▸ **TASK GOAL**
Collect every line of the records below that contains the word "name".

▸ **DATA EXCERPTS**
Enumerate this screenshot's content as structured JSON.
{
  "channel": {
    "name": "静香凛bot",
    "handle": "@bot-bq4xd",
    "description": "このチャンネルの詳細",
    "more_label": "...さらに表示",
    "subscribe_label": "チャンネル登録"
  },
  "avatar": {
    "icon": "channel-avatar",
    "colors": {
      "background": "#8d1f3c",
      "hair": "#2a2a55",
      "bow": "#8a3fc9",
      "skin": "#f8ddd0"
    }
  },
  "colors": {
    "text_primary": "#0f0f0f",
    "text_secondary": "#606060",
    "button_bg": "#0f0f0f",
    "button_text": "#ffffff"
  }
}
...
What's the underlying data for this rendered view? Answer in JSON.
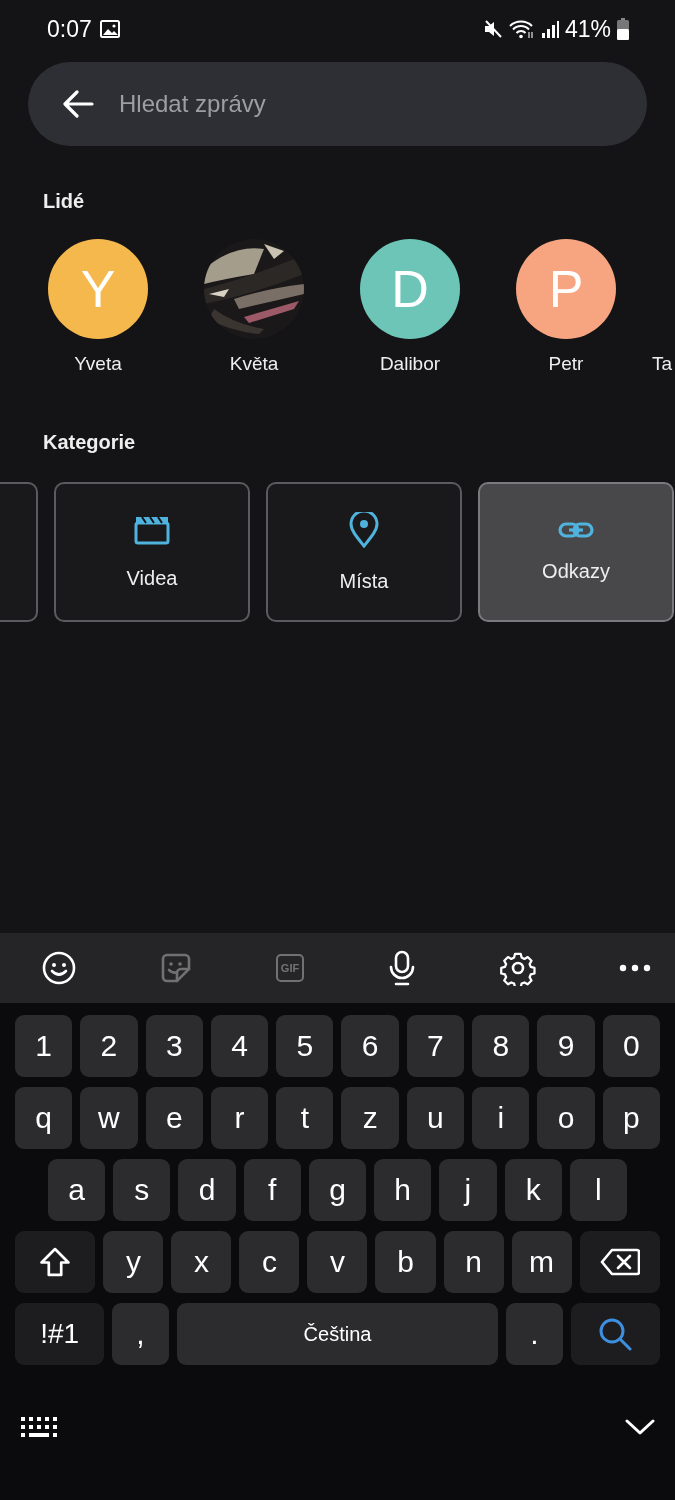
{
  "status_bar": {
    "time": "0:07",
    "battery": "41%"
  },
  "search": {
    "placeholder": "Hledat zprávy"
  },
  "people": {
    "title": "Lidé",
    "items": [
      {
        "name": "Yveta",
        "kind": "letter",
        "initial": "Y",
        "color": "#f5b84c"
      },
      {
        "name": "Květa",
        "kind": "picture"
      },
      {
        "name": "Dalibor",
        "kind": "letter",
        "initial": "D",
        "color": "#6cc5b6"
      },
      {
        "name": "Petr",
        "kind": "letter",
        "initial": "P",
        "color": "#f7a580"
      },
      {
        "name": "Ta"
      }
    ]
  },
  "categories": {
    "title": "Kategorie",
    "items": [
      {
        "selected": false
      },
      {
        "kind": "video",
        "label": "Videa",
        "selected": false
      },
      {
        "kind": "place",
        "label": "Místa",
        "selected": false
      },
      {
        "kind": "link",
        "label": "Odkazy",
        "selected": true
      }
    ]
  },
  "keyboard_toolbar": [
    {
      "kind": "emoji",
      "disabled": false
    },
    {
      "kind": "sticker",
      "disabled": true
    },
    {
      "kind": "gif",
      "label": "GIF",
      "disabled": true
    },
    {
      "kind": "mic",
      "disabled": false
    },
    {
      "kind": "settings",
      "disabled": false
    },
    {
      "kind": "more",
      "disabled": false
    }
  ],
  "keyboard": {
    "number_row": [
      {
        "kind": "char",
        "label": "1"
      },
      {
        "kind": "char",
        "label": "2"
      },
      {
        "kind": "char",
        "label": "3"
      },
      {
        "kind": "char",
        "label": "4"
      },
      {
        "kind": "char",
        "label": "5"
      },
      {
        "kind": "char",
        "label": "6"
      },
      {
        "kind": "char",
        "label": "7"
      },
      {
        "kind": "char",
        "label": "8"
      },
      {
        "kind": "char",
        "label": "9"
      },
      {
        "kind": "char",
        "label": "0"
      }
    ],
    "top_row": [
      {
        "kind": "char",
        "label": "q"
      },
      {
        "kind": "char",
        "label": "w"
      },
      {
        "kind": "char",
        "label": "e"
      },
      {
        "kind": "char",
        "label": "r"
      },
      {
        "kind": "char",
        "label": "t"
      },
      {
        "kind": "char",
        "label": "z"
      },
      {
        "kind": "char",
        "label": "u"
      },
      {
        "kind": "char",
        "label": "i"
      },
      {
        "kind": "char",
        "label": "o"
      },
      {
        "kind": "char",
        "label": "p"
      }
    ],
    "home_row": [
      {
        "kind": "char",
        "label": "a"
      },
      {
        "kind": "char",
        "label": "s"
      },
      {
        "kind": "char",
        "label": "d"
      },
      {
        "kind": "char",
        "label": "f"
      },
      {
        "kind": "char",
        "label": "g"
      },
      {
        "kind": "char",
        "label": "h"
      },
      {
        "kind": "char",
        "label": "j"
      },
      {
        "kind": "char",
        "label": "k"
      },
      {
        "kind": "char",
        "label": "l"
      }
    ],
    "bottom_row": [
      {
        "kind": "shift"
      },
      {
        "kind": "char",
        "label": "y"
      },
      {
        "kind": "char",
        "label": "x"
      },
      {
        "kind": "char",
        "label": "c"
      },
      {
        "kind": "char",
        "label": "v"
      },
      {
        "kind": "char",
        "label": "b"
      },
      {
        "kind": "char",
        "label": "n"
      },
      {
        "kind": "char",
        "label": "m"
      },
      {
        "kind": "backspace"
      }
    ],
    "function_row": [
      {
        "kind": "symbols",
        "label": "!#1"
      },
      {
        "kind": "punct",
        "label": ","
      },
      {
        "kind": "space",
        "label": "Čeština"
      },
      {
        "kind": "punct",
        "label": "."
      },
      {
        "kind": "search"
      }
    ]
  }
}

▸ **SOLUTION TO THE EXERCISE**
    "name": "静香凛bot",
        "name": "Yveta",
        "name": "Květa",
        "name": "Dalibor",
        "name": "Petr",
        "name": "Ta"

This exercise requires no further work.